- [Written instruction]:
Are you able to retype all the records below exactly?

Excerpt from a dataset
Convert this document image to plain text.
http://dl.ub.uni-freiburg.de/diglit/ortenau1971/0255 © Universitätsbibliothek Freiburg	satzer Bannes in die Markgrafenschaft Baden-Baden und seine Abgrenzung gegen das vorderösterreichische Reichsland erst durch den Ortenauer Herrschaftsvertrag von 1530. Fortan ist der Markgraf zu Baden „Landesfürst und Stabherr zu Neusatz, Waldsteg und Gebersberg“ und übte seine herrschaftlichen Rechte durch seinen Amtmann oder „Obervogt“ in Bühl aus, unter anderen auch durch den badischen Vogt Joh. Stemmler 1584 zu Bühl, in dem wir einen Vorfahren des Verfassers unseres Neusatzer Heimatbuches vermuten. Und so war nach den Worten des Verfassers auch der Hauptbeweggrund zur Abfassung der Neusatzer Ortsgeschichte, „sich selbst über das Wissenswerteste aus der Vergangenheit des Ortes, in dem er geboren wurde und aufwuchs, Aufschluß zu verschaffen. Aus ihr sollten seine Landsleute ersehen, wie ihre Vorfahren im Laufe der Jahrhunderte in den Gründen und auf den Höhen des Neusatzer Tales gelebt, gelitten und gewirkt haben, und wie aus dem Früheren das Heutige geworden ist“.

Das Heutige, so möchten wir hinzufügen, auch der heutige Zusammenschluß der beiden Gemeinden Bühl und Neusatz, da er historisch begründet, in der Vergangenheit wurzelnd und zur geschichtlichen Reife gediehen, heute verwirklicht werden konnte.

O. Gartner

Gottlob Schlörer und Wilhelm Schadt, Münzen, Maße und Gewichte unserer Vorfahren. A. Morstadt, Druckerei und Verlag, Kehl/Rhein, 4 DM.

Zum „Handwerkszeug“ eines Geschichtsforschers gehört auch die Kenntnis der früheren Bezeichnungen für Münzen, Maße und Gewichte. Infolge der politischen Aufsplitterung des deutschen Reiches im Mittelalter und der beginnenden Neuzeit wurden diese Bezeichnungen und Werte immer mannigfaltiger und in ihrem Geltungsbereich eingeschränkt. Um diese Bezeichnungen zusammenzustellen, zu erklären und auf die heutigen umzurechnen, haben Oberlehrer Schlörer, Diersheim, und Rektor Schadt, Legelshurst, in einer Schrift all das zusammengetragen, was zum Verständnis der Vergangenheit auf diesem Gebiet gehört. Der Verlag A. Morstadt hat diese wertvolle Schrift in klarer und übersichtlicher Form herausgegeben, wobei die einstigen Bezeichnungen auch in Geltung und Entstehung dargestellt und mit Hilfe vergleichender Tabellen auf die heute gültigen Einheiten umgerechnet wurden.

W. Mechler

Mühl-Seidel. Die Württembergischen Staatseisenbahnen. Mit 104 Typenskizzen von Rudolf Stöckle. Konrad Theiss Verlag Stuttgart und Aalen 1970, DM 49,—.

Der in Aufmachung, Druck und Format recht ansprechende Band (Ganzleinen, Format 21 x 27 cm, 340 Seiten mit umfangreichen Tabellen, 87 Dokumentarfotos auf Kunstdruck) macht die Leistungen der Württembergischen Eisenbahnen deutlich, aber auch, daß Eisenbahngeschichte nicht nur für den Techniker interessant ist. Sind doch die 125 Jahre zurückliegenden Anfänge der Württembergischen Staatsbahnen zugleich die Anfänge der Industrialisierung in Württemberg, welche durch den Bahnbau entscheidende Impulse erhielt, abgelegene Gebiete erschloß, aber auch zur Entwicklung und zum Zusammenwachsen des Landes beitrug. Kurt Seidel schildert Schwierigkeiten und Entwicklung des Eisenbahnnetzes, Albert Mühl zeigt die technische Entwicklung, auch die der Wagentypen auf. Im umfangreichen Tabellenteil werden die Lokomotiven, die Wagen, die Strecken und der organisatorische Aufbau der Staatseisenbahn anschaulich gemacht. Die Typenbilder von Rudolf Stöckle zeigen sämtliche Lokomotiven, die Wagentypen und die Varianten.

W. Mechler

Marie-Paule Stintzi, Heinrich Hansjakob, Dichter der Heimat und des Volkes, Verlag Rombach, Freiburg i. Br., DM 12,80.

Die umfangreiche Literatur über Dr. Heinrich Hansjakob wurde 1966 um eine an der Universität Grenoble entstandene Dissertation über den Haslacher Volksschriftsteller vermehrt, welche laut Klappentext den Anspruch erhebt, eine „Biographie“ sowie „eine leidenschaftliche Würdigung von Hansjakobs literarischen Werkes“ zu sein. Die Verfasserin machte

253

- [Solution]:
Convert this document image to plain text.
http://dl.ub.uni-freiburg.de/diglit/ortenau1971/0255 © Universitätsbibliothek Freiburg	satzer Bannes in die Markgrafenschaft Baden-Baden und seine Abgrenzung gegen das vorderösterreichische Reichsland erst durch den Ortenauer Herrschaftsvertrag von 1530. Fortan ist der Markgraf zu Baden „Landesfürst und Stabherr zu Neusatz, Waldsteg und Gebersberg“ und übte seine herrschaftlichen Rechte durch seinen Amtmann oder „Obervogt“ in Bühl aus, unter anderen auch durch den badischen Vogt Joh. Stemmler 1584 zu Bühl, in dem wir einen Vorfahren des Verfassers unseres Neusatzer Heimatbuches vermuten. Und so war nach den Worten des Verfassers auch der Hauptbeweggrund zur Abfassung der Neusatzer Ortsgeschichte, „sich selbst über das Wissenswerteste aus der Vergangenheit des Ortes, in dem er geboren wurde und aufwuchs, Aufschluß zu verschaffen. Aus ihr sollten seine Landsleute ersehen, wie ihre Vorfahren im Laufe der Jahrhunderte in den Gründen und auf den Höhen des Neusatzer Tales gelebt, gelitten und gewirkt haben, und wie aus dem Früheren das Heutige geworden ist“.

Das Heutige, so möchten wir hinzufügen, auch der heutige Zusammenschluß der beiden Gemeinden Bühl und Neusatz, da er historisch begründet, in der Vergangenheit wurzelnd und zur geschichtlichen Reife gediehen, heute verwirklicht werden konnte.

O. Gartner

Gottlob Schlörer und Wilhelm Schadt, Münzen, Maße und Gewichte unserer Vorfahren. A. Morstadt, Druckerei und Verlag, Kehl/Rhein, 4 DM.

Zum „Handwerkszeug“ eines Geschichtsforschers gehört auch die Kenntnis der früheren Bezeichnungen für Münzen, Maße und Gewichte. Infolge der politischen Aufsplitterung des deutschen Reiches im Mittelalter und der beginnenden Neuzeit wurden diese Bezeichnungen und Werte immer mannigfaltiger und in ihrem Geltungsbereich eingeschränkt. Um diese Bezeichnungen zusammenzustellen, zu erklären und auf die heutigen umzurechnen, haben Oberlehrer Schlörer, Diersheim, und Rektor Schadt, Legelshurst, in einer Schrift all das zusammengetragen, was zum Verständnis der Vergangenheit auf diesem Gebiet gehört. Der Verlag A. Morstadt hat diese wertvolle Schrift in klarer und übersichtlicher Form herausgegeben, wobei die einstigen Bezeichnungen auch in Geltung und Entstehung dargestellt und mit Hilfe vergleichender Tabellen auf die heute gültigen Einheiten umgerechnet wurden.

W. Mechler

Mühl-Seidel. Die Württembergischen Staatseisenbahnen. Mit 104 Typenskizzen von Rudolf Stöckle. Konrad Theiss Verlag Stuttgart und Aalen 1970, DM 49,—.

Der in Aufmachung, Druck und Format recht ansprechende Band (Ganzleinen, Format 21 x 27 cm, 340 Seiten mit umfangreichen Tabellen, 87 Dokumentarfotos auf Kunstdruck) macht die Leistungen der Württembergischen Eisenbahnen deutlich, aber auch, daß Eisenbahngeschichte nicht nur für den Techniker interessant ist. Sind doch die 125 Jahre zurückliegenden Anfänge der Württembergischen Staatsbahnen zugleich die Anfänge der Industrialisierung in Württemberg, welche durch den Bahnbau entscheidende Impulse erhielt, abgelegene Gebiete erschloß, aber auch zur Entwicklung und zum Zusammenwachsen des Landes beitrug. Kurt Seidel schildert Schwierigkeiten und Entwicklung des Eisenbahnnetzes, Albert Mühl zeigt die technische Entwicklung, auch die der Wagentypen auf. Im umfangreichen Tabellenteil werden die Lokomotiven, die Wagen, die Strecken und der organisatorische Aufbau der Staatseisenbahn anschaulich gemacht. Die Typenbilder von Rudolf Stöckle zeigen sämtliche Lokomotiven, die Wagentypen und die Varianten.

W. Mechler

Marie-Paule Stintzi, Heinrich Hansjakob, Dichter der Heimat und des Volkes, Verlag Rombach, Freiburg i. Br., DM 12,80.

Die umfangreiche Literatur über Dr. Heinrich Hansjakob wurde 1966 um eine an der Universität Grenoble entstandene Dissertation über den Haslacher Volksschriftsteller vermehrt, welche laut Klappentext den Anspruch erhebt, eine „Biographie“ sowie „eine leidenschaftliche Würdigung von Hansjakobs literarischen Werkes“ zu sein. Die Verfasserin machte

253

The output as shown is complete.